§ TASK INSTRUCTIONS
Reproduce all records exactly.

§ DATASET RECORDS
────────────────

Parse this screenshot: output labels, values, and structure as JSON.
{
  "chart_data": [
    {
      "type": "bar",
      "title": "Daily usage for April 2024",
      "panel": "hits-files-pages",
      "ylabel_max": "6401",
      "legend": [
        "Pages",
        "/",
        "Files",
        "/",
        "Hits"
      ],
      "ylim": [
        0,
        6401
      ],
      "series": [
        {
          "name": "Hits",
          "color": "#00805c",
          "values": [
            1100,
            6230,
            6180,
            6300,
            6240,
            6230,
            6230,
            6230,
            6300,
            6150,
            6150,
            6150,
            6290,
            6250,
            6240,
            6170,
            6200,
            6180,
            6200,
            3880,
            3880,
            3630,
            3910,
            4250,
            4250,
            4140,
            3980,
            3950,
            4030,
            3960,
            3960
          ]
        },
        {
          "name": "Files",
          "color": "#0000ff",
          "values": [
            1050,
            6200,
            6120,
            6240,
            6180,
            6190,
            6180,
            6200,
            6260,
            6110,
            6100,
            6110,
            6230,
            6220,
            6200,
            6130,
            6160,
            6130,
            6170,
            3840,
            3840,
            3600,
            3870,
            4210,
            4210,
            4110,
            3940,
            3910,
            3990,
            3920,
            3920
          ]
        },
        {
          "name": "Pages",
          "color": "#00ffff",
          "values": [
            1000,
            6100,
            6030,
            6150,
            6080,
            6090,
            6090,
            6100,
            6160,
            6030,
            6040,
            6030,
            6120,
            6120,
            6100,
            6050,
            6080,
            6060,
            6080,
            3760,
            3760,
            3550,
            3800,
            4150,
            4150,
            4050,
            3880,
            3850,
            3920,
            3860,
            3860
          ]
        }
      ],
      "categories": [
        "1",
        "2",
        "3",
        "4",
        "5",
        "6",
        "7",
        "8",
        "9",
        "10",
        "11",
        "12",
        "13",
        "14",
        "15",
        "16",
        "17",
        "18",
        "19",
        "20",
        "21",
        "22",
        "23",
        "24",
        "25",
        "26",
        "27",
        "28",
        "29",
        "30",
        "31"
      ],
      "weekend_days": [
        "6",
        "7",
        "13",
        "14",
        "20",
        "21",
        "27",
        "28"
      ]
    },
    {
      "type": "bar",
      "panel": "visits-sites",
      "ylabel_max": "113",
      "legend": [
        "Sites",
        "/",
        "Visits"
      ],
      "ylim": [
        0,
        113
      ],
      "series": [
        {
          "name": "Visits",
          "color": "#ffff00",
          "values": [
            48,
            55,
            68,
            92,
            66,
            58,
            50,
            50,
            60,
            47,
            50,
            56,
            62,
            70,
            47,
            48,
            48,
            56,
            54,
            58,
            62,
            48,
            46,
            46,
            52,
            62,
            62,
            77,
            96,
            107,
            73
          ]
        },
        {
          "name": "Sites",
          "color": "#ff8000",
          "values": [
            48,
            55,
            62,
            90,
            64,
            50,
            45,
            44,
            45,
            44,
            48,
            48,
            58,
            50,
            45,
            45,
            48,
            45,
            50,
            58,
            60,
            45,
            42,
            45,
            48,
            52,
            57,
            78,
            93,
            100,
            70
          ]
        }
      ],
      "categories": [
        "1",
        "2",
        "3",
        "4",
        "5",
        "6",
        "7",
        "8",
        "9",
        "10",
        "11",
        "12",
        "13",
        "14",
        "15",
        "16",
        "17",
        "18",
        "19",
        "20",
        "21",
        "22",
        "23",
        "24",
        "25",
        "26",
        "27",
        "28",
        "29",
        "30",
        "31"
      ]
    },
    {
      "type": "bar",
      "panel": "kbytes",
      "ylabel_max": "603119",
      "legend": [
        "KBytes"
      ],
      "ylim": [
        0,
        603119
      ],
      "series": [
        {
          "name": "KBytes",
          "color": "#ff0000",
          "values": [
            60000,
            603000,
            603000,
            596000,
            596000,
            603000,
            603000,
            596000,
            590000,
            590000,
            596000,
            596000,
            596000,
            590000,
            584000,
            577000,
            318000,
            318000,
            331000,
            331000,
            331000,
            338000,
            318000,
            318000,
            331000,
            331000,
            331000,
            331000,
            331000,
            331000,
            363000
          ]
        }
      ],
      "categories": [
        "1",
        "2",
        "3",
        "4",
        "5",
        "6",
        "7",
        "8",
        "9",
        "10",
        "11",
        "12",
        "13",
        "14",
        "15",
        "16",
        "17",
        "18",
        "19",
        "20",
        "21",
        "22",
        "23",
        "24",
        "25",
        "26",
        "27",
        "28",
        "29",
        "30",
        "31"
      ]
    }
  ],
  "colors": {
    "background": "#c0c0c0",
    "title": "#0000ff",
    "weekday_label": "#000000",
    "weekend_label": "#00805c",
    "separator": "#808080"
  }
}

────────────────

§ OUTPUT FOR THIS EXERCISE
Parse this screenshot: output labels, values, and structure as JSON.
{
  "chart_data": [
    {
      "type": "bar",
      "title": "Daily usage for April 2024",
      "panel": "hits-files-pages",
      "ylabel_max": "6401",
      "legend": [
        "Pages",
        "/",
        "Files",
        "/",
        "Hits"
      ],
      "ylim": [
        0,
        6401
      ],
      "series": [
        {
          "name": "Hits",
          "color": "#00805c",
          "values": [
            1100,
            6230,
            6180,
            6300,
            6240,
            6230,
            6230,
            6230,
            6300,
            6150,
            6150,
            6150,
            6290,
            6250,
            6240,
            6170,
            6200,
            6180,
            6200,
            3880,
            3880,
            3630,
            3910,
            4250,
            4250,
            4140,
            3980,
            3950,
            4030,
            3960,
            3960
          ]
        },
        {
          "name": "Files",
          "color": "#0000ff",
          "values": [
            1050,
            6200,
            6120,
            6240,
            6180,
            6190,
            6180,
            6200,
            6260,
            6110,
            6100,
            6110,
            6230,
            6220,
            6200,
            6130,
            6160,
            6130,
            6170,
            3840,
            3840,
            3600,
            3870,
            4210,
            4210,
            4110,
            3940,
            3910,
            3990,
            3920,
            3920
          ]
        },
        {
          "name": "Pages",
          "color": "#00ffff",
          "values": [
            1000,
            6100,
            6030,
            6150,
            6080,
            6090,
            6090,
            6100,
            6160,
            6030,
            6040,
            6030,
            6120,
            6120,
            6100,
            6050,
            6080,
            6060,
            6080,
            3760,
            3760,
            3550,
            3800,
            4150,
            4150,
            4050,
            3880,
            3850,
            3920,
            3860,
            3860
          ]
        }
      ],
      "categories": [
        "1",
        "2",
        "3",
        "4",
        "5",
        "6",
        "7",
        "8",
        "9",
        "10",
        "11",
        "12",
        "13",
        "14",
        "15",
        "16",
        "17",
        "18",
        "19",
        "20",
        "21",
        "22",
        "23",
        "24",
        "25",
        "26",
        "27",
        "28",
        "29",
        "30",
        "31"
      ],
      "weekend_days": [
        "6",
        "7",
        "13",
        "14",
        "20",
        "21",
        "27",
        "28"
      ]
    },
    {
      "type": "bar",
      "panel": "visits-sites",
      "ylabel_max": "113",
      "legend": [
        "Sites",
        "/",
        "Visits"
      ],
      "ylim": [
        0,
        113
      ],
      "series": [
        {
          "name": "Visits",
          "color": "#ffff00",
          "values": [
            48,
            55,
            68,
            92,
            66,
            58,
            50,
            50,
            60,
            47,
            50,
            56,
            62,
            70,
            47,
            48,
            48,
            56,
            54,
            58,
            62,
            48,
            46,
            46,
            52,
            62,
            62,
            77,
            96,
            107,
            73
          ]
        },
        {
          "name": "Sites",
          "color": "#ff8000",
          "values": [
            48,
            55,
            62,
            90,
            64,
            50,
            45,
            44,
            45,
            44,
            48,
            48,
            58,
            50,
            45,
            45,
            48,
            45,
            50,
            58,
            60,
            45,
            42,
            45,
            48,
            52,
            57,
            78,
            93,
            100,
            70
          ]
        }
      ],
      "categories": [
        "1",
        "2",
        "3",
        "4",
        "5",
        "6",
        "7",
        "8",
        "9",
        "10",
        "11",
        "12",
        "13",
        "14",
        "15",
        "16",
        "17",
        "18",
        "19",
        "20",
        "21",
        "22",
        "23",
        "24",
        "25",
        "26",
        "27",
        "28",
        "29",
        "30",
        "31"
      ]
    },
    {
      "type": "bar",
      "panel": "kbytes",
      "ylabel_max": "603119",
      "legend": [
        "KBytes"
      ],
      "ylim": [
        0,
        603119
      ],
      "series": [
        {
          "name": "KBytes",
          "color": "#ff0000",
          "values": [
            60000,
            603000,
            603000,
            596000,
            596000,
            603000,
            603000,
            596000,
            590000,
            590000,
            596000,
            596000,
            596000,
            590000,
            584000,
            577000,
            318000,
            318000,
            331000,
            331000,
            331000,
            338000,
            318000,
            318000,
            331000,
            331000,
            331000,
            331000,
            331000,
            331000,
            363000
          ]
        }
      ],
      "categories": [
        "1",
        "2",
        "3",
        "4",
        "5",
        "6",
        "7",
        "8",
        "9",
        "10",
        "11",
        "12",
        "13",
        "14",
        "15",
        "16",
        "17",
        "18",
        "19",
        "20",
        "21",
        "22",
        "23",
        "24",
        "25",
        "26",
        "27",
        "28",
        "29",
        "30",
        "31"
      ]
    }
  ],
  "colors": {
    "background": "#c0c0c0",
    "title": "#0000ff",
    "weekday_label": "#000000",
    "weekend_label": "#00805c",
    "separator": "#808080"
  }
}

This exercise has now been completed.